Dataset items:
[start]
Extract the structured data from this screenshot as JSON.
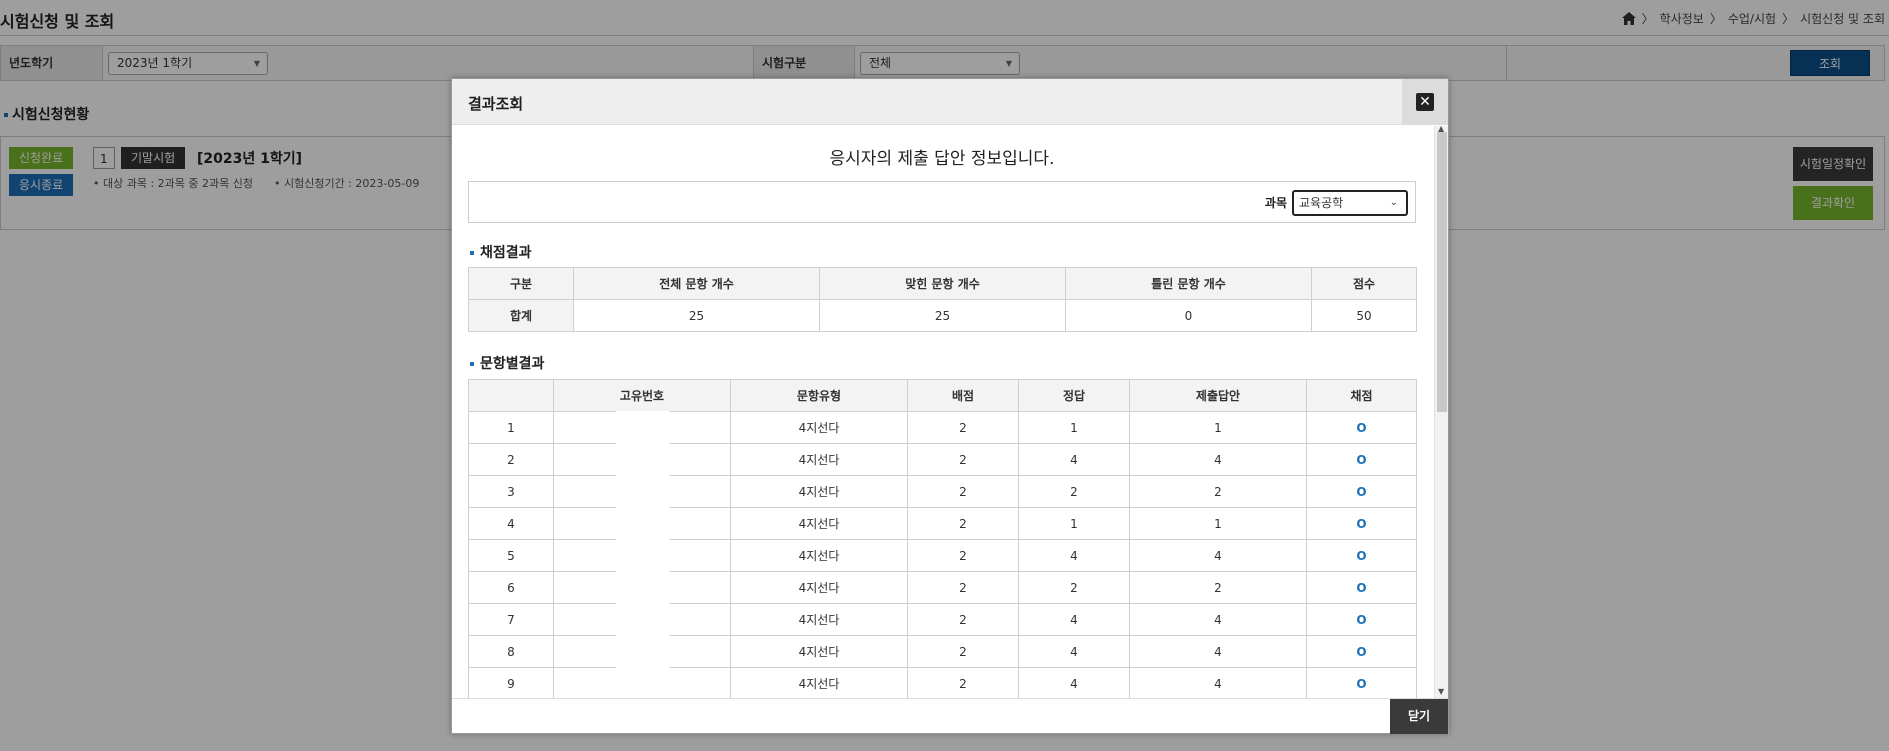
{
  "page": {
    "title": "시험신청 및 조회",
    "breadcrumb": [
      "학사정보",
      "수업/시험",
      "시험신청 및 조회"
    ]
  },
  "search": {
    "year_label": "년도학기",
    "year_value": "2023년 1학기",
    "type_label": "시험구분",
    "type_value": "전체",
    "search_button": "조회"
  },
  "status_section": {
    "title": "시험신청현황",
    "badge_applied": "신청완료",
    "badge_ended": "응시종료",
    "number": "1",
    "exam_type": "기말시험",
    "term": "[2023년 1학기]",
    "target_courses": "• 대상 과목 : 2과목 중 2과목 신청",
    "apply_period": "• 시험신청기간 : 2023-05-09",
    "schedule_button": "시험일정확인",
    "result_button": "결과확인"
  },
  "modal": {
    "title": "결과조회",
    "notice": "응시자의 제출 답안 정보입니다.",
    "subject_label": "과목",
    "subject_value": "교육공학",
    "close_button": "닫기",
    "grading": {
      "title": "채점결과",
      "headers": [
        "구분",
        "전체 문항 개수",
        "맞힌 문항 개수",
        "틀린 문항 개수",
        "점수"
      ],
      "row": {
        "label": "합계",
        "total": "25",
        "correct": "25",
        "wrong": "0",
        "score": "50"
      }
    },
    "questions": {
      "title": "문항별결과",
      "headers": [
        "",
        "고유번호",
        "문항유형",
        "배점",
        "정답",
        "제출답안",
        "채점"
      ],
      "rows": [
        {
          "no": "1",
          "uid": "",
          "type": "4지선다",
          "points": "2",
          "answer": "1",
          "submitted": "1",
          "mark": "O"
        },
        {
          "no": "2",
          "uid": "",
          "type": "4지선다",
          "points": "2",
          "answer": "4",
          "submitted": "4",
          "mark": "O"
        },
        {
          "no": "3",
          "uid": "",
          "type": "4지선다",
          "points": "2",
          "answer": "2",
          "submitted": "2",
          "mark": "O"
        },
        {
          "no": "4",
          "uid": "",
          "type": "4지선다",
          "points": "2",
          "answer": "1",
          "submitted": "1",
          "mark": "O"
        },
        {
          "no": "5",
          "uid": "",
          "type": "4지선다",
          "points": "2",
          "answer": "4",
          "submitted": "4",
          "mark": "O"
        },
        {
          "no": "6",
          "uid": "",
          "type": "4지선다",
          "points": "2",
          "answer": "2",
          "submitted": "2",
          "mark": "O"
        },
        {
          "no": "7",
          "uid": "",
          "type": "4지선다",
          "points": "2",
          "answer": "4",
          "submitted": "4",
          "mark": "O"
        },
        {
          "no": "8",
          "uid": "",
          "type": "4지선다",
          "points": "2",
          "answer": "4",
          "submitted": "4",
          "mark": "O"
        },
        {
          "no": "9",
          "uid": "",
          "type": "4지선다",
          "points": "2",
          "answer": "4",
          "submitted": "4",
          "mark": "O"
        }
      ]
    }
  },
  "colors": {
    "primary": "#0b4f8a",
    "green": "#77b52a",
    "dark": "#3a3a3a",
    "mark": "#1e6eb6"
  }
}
[end]
[start]
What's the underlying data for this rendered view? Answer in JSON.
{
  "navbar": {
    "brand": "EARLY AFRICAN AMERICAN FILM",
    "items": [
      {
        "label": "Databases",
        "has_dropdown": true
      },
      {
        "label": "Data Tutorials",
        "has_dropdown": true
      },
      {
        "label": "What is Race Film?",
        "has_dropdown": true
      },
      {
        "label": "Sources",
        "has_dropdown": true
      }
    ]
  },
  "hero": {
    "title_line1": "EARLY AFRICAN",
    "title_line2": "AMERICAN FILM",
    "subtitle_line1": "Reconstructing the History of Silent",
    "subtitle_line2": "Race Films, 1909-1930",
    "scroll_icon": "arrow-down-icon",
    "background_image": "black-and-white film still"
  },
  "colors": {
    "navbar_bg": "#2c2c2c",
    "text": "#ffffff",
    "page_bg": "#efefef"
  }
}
[end]
Copy each line holding the word "JSON" from the listing above.

Extract the structured data from this screenshot as JSON.
What's the underlying data for this rendered view? Answer in JSON.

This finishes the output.